1曲目の『タイムマシーン』は、移り変わる都市をモチーフとして、一歩一歩前に進む前向きな気持ちを表現した曲です。この曲ではキーボードの演奏とヒューマノイドDJによる光の演出の同期に挑戦。キーを叩いた瞬間にブロックが飛び散ったり、形作られたビルが溶けていくような光の演出が流れて、この曲の持ち味の疾走感を引き立たせました。
2曲目は、2021年6月リリースの新曲『なんだっけ』。SNSが当たり前になった日常の中で、ふと感じるような孤独やさみしさを素直な言葉でつづった曲です。この曲では大塚愛さんが着用した時計型デバイス(モーションセンサー)の動きに連動して、光が波紋のように散りばめられたり、照明の加減が変わったりする演出が盛り込まれました。
3曲目は誰もが知っているヒット作『さくらんぼ』。今回はイベントのテイストにあわせて、テクノ調のアレンジで演奏されました。この曲ではTwitterの書き込み(ツイート)を演出に取り入れるという、イベントならではの演出に挑みました。
イベントのハッシュタグ「#MSDD2021」でつぶやかれたツイートをもとに、イベント関連のツイートを散りばめるような表現が見られたほか、言語解析によって形作られたワードクラウド(文章のなかで出現頻度が高い文字を大きく映し出す方法)を映し出す表現も。
このワードクラウドは「Azure」や「リモートワーク」のようなそれらしい特徴語が並んでいますが、よく見ると「申込」といった言葉も。イベントの告知ツイートの「申込はこちら」が拾われていたとしたら、ちょっとお茶目ですね。
また、この曲のパフォーマンス中には、大塚愛さんの表情を読み取って、その後の演出を変える試みが何度かありました。大塚さんの表情をAIが解析した結果を、スクリーンにそのまま映し出す様子は未来感がありカッコいい演出となっていました。
顔認識のしめくくりは、大塚さんの表情に応じて、光で描かれた絵文字がたくさん飛び出す、ライブ配信アプリを具現化したかのような演出に挑戦。真剣に歌っていた顔を認識したからか、怒り気味の顔文字がブワッと飛び出していました。

= = =

- _課題一覧_:
a - ライブ演出についての文章をもとに、次の問いに答えてください。
(i) 『なんだっけ』がリリースされたのはいつか。
(ii) 『さくらんぼ』はどのような調子のアレンジで演奏されたか。
(iii) ツイートの元になったイベントのハッシュタグは何か。
b - ライブ演出についての文章のうち、「2曲目は、2021年6月リリースの新曲」で始まる段落を、主な事実を残して箇条書きにまとめてください。
c - ライブ演出についての文章を、最後の文のあとから書き進めてください。
このあとのデータは、上の文章とは関係がありません。

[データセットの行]
= = =

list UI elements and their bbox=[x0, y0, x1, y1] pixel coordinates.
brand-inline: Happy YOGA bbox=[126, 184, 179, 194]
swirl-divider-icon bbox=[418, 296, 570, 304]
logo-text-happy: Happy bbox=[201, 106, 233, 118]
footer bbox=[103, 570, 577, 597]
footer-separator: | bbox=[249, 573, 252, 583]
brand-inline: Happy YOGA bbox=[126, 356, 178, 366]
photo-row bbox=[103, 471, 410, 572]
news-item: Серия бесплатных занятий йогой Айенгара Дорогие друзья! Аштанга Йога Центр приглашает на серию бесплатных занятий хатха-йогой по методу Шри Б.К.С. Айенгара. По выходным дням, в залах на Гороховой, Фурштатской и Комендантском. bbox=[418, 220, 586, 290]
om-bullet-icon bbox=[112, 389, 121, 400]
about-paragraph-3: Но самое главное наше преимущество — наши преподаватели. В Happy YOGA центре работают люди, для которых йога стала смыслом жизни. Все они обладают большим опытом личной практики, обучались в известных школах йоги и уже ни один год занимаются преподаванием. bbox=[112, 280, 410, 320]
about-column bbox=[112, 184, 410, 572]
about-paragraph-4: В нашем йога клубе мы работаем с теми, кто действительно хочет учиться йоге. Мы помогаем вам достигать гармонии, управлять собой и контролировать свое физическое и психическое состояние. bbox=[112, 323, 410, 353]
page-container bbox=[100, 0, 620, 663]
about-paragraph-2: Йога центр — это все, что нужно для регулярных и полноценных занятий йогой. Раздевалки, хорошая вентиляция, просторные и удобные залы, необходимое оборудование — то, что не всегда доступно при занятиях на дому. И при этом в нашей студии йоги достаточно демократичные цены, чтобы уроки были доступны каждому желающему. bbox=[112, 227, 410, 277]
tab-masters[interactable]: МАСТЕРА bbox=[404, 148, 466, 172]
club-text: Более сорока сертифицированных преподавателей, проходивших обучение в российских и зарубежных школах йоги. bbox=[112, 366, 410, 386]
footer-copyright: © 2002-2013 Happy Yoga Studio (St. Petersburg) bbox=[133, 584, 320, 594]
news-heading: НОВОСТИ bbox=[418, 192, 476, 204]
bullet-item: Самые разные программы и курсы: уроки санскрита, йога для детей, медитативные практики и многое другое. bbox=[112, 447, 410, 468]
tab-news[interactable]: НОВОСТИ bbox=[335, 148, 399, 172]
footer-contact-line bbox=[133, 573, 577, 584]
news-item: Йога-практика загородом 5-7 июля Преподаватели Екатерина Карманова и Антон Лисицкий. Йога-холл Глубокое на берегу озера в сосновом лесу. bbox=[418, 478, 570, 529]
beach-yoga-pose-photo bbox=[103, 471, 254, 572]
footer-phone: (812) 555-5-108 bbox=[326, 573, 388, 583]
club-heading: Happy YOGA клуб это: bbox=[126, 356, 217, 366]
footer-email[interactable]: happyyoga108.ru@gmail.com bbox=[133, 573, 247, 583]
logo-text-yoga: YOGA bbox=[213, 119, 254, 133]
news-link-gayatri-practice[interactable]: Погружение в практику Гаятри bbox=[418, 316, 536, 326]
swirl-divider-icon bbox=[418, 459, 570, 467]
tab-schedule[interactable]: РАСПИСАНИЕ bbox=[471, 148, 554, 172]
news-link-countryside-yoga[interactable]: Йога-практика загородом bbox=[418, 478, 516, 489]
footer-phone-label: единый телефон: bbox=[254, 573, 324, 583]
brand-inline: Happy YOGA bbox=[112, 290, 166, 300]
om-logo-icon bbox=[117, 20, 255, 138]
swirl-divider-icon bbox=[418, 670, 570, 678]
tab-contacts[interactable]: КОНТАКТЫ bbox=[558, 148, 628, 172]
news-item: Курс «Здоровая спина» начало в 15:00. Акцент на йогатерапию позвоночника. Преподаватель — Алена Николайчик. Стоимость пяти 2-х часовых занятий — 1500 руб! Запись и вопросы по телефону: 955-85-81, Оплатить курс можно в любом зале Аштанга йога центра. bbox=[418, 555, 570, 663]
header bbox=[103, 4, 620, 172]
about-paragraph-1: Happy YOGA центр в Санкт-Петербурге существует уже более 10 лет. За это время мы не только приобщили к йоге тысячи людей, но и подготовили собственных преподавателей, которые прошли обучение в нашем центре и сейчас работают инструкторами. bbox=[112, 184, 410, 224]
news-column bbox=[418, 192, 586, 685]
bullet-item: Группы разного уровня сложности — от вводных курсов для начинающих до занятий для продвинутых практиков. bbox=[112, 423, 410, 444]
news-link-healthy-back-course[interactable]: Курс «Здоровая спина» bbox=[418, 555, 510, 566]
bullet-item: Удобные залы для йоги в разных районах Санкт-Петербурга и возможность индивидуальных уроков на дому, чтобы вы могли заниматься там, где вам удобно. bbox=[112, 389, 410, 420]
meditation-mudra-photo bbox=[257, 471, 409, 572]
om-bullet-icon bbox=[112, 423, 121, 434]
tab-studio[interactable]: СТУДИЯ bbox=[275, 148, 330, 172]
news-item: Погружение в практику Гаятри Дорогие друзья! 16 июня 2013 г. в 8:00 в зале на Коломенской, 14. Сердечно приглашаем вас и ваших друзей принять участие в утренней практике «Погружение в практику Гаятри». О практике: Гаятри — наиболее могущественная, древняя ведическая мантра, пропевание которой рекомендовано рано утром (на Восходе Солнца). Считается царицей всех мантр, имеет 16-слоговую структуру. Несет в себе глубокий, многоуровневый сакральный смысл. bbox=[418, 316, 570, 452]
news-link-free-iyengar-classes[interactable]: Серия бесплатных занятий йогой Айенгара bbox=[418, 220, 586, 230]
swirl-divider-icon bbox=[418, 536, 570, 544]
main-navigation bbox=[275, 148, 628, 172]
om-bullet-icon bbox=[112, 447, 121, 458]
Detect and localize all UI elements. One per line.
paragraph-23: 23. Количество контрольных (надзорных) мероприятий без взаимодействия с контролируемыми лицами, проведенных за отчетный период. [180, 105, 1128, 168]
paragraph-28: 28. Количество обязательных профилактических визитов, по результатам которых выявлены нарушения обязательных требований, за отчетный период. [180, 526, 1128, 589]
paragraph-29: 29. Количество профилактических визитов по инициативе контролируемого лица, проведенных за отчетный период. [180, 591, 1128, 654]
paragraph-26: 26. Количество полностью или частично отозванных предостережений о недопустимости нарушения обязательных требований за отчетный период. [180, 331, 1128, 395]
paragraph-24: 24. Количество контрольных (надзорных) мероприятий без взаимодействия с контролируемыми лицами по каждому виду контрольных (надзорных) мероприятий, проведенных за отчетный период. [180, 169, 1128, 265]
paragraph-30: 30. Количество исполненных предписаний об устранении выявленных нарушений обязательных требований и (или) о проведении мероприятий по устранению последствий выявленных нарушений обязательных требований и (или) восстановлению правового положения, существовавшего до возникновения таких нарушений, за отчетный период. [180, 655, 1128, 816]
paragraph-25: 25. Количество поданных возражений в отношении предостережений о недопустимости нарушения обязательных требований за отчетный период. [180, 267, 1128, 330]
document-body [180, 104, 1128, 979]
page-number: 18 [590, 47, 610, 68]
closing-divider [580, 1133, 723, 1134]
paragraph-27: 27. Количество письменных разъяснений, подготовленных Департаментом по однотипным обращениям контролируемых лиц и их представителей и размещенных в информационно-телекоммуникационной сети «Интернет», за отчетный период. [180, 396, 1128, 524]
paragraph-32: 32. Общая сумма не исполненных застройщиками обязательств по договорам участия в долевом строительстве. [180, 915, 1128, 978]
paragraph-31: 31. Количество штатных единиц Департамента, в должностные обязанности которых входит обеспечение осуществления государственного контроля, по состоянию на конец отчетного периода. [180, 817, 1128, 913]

= = =

- _各課題の解答_:
a -
(i) 2021年6月
(ii) テクノ調
(iii) #MSDD2021

b -
- 2曲目は、2021年6月リリースの新曲『なんだっけ』
- SNSが当たり前になった日常でふと感じる孤独やさみしさを、素直な言葉でつづった曲
- 大塚愛さんが着けた時計型デバイス(モーションセンサー)の動きに連動する演出
- 光が波紋のように散りばめられたり、照明の加減が変わったりした

c -
MicrosoftのクラウドAzureが支えるライブ演出
ヒューマノイドDJの影の立役者は、マイクロソフトのクラウドサービス、Azureです。ライブ演出で使われたカメラ、ツイート、モーションセンサー、キーボードの情報はすべて、Azureを通して演出に反映されています。
AIを用いた解析も、Azure上で行われていました。Azureには「Cognitive Services」という、専門知識がない人でもAIを使えるようにするサービスが提供されています。たとえば、表情の変化を読み取る顔認識エンジンは、カメラが認識した顔から表情を判別するAPIを活用。ツイートからのワードクラウドの生成は自然言語解析のAPIが用いられています。
“そのときだけのライブ演出”で体験を盛り上げる「ヒューマノイドDJ」。初のオンラインライブの後に、仕掛け人の二人にライブの感触を聞きました。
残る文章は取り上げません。